### What needs to be done:
Every record below is to be retyped exactly.

(Data entries)
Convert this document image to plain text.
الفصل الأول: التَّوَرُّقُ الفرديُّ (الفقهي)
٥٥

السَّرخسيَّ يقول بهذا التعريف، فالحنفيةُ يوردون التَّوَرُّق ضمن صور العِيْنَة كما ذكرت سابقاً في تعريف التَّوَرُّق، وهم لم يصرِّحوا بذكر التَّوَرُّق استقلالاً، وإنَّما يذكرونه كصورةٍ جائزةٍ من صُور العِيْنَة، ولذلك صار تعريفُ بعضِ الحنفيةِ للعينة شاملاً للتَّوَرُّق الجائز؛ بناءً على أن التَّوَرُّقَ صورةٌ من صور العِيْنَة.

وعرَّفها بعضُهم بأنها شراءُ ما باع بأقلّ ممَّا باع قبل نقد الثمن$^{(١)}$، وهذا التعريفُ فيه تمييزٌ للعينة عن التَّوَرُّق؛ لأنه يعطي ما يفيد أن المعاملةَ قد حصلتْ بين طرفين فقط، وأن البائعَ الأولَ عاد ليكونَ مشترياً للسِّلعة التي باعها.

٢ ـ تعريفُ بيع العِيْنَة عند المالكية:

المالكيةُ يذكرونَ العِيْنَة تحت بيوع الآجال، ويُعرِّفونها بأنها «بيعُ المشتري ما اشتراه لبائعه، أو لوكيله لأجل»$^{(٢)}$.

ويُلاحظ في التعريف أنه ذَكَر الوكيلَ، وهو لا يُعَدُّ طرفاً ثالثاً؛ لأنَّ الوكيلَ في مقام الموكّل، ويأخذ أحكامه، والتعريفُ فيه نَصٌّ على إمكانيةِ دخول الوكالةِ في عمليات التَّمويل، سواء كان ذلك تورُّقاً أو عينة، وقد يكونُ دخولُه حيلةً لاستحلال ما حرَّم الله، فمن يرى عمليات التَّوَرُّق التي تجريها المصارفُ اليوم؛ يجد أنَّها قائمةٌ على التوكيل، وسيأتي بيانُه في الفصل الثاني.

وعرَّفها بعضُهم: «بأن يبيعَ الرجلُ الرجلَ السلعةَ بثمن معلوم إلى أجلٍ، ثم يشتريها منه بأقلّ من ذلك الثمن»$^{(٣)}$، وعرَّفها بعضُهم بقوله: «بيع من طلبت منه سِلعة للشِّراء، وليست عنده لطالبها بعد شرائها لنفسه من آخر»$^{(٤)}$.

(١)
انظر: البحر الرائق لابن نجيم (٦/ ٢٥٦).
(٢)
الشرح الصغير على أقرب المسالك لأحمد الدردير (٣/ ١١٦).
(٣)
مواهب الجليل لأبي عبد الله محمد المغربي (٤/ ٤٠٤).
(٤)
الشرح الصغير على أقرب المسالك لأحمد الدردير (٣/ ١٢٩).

### Right answer:
Convert this document image to plain text.
الفصل الأول: التَّوَرُّقُ الفرديُّ (الفقهي)
٥٥

السَّرخسيَّ يقول بهذا التعريف، فالحنفيةُ يوردون التَّوَرُّق ضمن صور العِيْنَة كما ذكرت سابقاً في تعريف التَّوَرُّق، وهم لم يصرِّحوا بذكر التَّوَرُّق استقلالاً، وإنَّما يذكرونه كصورةٍ جائزةٍ من صُور العِيْنَة، ولذلك صار تعريفُ بعضِ الحنفيةِ للعينة شاملاً للتَّوَرُّق الجائز؛ بناءً على أن التَّوَرُّقَ صورةٌ من صور العِيْنَة.

وعرَّفها بعضُهم بأنها شراءُ ما باع بأقلّ ممَّا باع قبل نقد الثمن$^{(١)}$، وهذا التعريفُ فيه تمييزٌ للعينة عن التَّوَرُّق؛ لأنه يعطي ما يفيد أن المعاملةَ قد حصلتْ بين طرفين فقط، وأن البائعَ الأولَ عاد ليكونَ مشترياً للسِّلعة التي باعها.

٢ ـ تعريفُ بيع العِيْنَة عند المالكية:

المالكيةُ يذكرونَ العِيْنَة تحت بيوع الآجال، ويُعرِّفونها بأنها «بيعُ المشتري ما اشتراه لبائعه، أو لوكيله لأجل»$^{(٢)}$.

ويُلاحظ في التعريف أنه ذَكَر الوكيلَ، وهو لا يُعَدُّ طرفاً ثالثاً؛ لأنَّ الوكيلَ في مقام الموكّل، ويأخذ أحكامه، والتعريفُ فيه نَصٌّ على إمكانيةِ دخول الوكالةِ في عمليات التَّمويل، سواء كان ذلك تورُّقاً أو عينة، وقد يكونُ دخولُه حيلةً لاستحلال ما حرَّم الله، فمن يرى عمليات التَّوَرُّق التي تجريها المصارفُ اليوم؛ يجد أنَّها قائمةٌ على التوكيل، وسيأتي بيانُه في الفصل الثاني.

وعرَّفها بعضُهم: «بأن يبيعَ الرجلُ الرجلَ السلعةَ بثمن معلوم إلى أجلٍ، ثم يشتريها منه بأقلّ من ذلك الثمن»$^{(٣)}$، وعرَّفها بعضُهم بقوله: «بيع من طلبت منه سِلعة للشِّراء، وليست عنده لطالبها بعد شرائها لنفسه من آخر»$^{(٤)}$.

(١)
انظر: البحر الرائق لابن نجيم (٦/ ٢٥٦).
(٢)
الشرح الصغير على أقرب المسالك لأحمد الدردير (٣/ ١١٦).
(٣)
مواهب الجليل لأبي عبد الله محمد المغربي (٤/ ٤٠٤).
(٤)
الشرح الصغير على أقرب المسالك لأحمد الدردير (٣/ ١٢٩).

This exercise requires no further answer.